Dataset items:
☆ ☆ ☆

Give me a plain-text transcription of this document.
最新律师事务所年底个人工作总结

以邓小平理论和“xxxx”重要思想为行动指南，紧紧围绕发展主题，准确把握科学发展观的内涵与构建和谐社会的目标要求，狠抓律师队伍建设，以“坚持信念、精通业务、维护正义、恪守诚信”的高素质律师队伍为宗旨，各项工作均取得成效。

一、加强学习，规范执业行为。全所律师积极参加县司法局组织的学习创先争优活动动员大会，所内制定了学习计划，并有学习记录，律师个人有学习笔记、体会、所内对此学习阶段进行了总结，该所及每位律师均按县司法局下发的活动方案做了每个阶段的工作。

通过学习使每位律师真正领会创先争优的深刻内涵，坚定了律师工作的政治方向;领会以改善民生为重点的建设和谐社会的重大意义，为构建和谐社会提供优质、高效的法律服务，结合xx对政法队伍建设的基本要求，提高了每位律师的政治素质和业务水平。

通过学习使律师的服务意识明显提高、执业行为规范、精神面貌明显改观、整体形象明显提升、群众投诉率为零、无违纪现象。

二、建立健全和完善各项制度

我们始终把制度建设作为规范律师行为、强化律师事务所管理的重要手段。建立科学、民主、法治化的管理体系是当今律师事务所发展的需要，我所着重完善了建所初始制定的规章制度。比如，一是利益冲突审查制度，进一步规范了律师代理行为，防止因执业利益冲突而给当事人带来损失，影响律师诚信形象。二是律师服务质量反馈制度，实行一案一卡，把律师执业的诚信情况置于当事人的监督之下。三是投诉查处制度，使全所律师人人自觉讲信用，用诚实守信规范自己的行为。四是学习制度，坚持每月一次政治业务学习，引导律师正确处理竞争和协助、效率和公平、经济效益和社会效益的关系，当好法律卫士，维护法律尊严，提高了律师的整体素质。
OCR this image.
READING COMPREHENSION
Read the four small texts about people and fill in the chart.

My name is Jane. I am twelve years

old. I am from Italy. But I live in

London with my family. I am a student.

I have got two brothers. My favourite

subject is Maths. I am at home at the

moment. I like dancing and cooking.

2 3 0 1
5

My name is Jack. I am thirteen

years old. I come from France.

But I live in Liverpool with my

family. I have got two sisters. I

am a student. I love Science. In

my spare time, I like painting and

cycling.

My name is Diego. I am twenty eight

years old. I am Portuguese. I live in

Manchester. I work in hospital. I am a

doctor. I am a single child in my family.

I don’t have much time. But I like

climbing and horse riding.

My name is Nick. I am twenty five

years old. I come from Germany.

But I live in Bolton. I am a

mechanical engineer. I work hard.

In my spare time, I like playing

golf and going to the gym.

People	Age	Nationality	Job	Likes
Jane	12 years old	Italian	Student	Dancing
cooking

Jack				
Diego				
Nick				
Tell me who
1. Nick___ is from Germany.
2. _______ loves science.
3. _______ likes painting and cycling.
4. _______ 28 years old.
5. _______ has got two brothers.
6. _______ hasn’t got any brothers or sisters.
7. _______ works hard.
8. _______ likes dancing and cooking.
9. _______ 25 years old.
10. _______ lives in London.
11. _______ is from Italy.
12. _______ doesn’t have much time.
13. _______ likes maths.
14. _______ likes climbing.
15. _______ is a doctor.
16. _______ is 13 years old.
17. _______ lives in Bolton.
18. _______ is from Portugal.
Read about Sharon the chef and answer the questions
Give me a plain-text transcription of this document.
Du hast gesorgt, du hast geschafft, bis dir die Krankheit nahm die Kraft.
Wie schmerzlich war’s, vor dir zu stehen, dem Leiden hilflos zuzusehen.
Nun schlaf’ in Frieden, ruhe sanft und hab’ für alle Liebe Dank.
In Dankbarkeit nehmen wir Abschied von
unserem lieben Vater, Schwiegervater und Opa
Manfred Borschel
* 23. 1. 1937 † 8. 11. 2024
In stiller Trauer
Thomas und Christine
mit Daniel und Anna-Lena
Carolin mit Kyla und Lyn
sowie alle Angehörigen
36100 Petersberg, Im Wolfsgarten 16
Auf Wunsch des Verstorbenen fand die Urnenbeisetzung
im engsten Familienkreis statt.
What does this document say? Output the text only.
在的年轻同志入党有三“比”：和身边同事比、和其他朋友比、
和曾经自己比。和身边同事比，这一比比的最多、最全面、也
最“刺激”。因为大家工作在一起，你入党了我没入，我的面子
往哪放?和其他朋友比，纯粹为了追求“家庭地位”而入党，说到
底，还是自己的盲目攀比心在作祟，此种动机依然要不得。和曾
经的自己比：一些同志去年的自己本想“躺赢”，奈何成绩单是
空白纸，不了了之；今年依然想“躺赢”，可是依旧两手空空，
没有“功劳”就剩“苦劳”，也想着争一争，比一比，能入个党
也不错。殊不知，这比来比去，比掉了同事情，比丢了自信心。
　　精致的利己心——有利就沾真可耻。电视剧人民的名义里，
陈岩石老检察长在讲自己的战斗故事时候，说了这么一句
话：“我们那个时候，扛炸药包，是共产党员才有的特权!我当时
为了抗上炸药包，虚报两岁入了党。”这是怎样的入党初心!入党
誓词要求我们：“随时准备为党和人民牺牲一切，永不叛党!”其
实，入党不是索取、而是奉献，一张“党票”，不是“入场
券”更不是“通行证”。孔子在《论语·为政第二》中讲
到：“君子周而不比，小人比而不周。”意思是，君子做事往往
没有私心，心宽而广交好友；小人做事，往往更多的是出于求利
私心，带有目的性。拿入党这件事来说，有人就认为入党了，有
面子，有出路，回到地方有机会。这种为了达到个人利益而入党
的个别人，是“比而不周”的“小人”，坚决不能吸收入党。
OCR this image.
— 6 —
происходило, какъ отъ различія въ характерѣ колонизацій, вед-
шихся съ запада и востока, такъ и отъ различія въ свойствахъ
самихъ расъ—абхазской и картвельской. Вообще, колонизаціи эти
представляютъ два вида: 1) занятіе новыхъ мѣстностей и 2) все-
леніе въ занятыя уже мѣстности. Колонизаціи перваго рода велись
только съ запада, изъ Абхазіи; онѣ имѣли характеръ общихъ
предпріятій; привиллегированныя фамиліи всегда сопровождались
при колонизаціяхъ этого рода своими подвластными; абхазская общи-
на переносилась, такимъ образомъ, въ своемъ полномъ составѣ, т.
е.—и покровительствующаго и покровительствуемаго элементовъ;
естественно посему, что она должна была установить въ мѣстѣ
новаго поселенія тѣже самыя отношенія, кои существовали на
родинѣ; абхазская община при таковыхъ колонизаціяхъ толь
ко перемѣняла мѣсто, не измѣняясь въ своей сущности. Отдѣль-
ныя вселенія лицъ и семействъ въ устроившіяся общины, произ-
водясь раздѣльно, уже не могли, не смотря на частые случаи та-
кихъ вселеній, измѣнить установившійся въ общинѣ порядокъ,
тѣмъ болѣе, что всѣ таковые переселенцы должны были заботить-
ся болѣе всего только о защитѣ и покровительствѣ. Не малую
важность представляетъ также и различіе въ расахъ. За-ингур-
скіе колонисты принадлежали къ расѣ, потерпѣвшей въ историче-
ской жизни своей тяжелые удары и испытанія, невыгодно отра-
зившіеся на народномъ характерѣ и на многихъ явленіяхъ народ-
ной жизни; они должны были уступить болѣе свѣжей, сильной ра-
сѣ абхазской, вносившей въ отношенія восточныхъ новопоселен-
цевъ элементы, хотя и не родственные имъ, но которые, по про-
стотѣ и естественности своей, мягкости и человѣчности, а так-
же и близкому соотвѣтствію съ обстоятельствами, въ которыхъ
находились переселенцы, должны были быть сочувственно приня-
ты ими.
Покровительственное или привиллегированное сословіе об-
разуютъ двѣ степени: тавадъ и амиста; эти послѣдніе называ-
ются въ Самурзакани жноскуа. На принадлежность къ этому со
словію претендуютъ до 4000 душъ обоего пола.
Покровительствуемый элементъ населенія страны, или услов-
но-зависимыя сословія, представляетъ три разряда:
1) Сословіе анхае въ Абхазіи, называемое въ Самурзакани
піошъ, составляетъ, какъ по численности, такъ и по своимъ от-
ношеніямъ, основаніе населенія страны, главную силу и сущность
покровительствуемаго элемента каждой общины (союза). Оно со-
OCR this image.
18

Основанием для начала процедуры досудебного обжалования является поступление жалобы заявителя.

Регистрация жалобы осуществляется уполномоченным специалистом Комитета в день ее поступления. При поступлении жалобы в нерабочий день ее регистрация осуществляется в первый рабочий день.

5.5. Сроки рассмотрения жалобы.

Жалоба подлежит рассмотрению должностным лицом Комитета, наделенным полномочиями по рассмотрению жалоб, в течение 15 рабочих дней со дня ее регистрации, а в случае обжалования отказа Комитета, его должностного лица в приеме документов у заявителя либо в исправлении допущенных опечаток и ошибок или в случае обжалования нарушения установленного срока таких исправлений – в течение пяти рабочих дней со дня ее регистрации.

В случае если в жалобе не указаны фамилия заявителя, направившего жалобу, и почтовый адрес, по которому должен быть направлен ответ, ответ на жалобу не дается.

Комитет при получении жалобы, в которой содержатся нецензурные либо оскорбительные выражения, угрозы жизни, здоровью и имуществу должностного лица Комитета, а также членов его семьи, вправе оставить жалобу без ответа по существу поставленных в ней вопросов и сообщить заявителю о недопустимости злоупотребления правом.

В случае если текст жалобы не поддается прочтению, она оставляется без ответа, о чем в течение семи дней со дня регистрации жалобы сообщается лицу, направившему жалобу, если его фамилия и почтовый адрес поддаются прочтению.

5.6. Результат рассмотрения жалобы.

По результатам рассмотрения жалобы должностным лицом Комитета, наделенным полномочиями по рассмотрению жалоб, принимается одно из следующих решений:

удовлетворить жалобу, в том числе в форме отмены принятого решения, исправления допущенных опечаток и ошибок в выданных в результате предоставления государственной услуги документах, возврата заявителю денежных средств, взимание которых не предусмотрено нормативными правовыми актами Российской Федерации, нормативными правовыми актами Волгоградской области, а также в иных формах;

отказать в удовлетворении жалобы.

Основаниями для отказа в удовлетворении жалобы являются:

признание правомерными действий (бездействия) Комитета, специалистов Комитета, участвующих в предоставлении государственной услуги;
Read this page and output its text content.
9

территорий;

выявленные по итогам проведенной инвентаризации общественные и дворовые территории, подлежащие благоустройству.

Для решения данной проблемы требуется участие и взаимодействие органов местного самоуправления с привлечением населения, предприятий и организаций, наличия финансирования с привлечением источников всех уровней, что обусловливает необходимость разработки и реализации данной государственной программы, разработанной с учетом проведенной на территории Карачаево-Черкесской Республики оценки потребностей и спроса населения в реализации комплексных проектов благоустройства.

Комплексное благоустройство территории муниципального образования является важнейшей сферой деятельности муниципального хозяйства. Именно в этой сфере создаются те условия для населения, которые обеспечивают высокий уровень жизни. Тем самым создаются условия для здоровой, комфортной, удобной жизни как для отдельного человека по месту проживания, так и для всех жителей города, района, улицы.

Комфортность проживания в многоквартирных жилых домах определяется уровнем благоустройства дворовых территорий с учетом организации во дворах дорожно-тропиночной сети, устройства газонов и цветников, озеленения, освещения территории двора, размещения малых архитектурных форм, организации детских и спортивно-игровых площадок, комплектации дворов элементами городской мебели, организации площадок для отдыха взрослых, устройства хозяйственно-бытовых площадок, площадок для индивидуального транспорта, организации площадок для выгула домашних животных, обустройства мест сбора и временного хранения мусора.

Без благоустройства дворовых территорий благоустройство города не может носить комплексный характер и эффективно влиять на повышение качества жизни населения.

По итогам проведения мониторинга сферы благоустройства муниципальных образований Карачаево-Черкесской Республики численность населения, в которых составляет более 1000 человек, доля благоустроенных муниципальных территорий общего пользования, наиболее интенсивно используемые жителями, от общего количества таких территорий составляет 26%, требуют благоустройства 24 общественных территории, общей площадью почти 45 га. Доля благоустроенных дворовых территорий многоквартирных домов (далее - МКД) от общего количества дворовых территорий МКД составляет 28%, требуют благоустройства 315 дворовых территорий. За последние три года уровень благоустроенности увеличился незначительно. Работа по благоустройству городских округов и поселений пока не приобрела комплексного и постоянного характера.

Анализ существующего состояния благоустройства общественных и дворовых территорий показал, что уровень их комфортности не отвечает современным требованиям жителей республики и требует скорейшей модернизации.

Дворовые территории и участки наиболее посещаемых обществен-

☆ ☆ ☆

• Problem:
Find how many lines in the listing contain the word "также" and give that count alone.

• Solution for this exercise:
3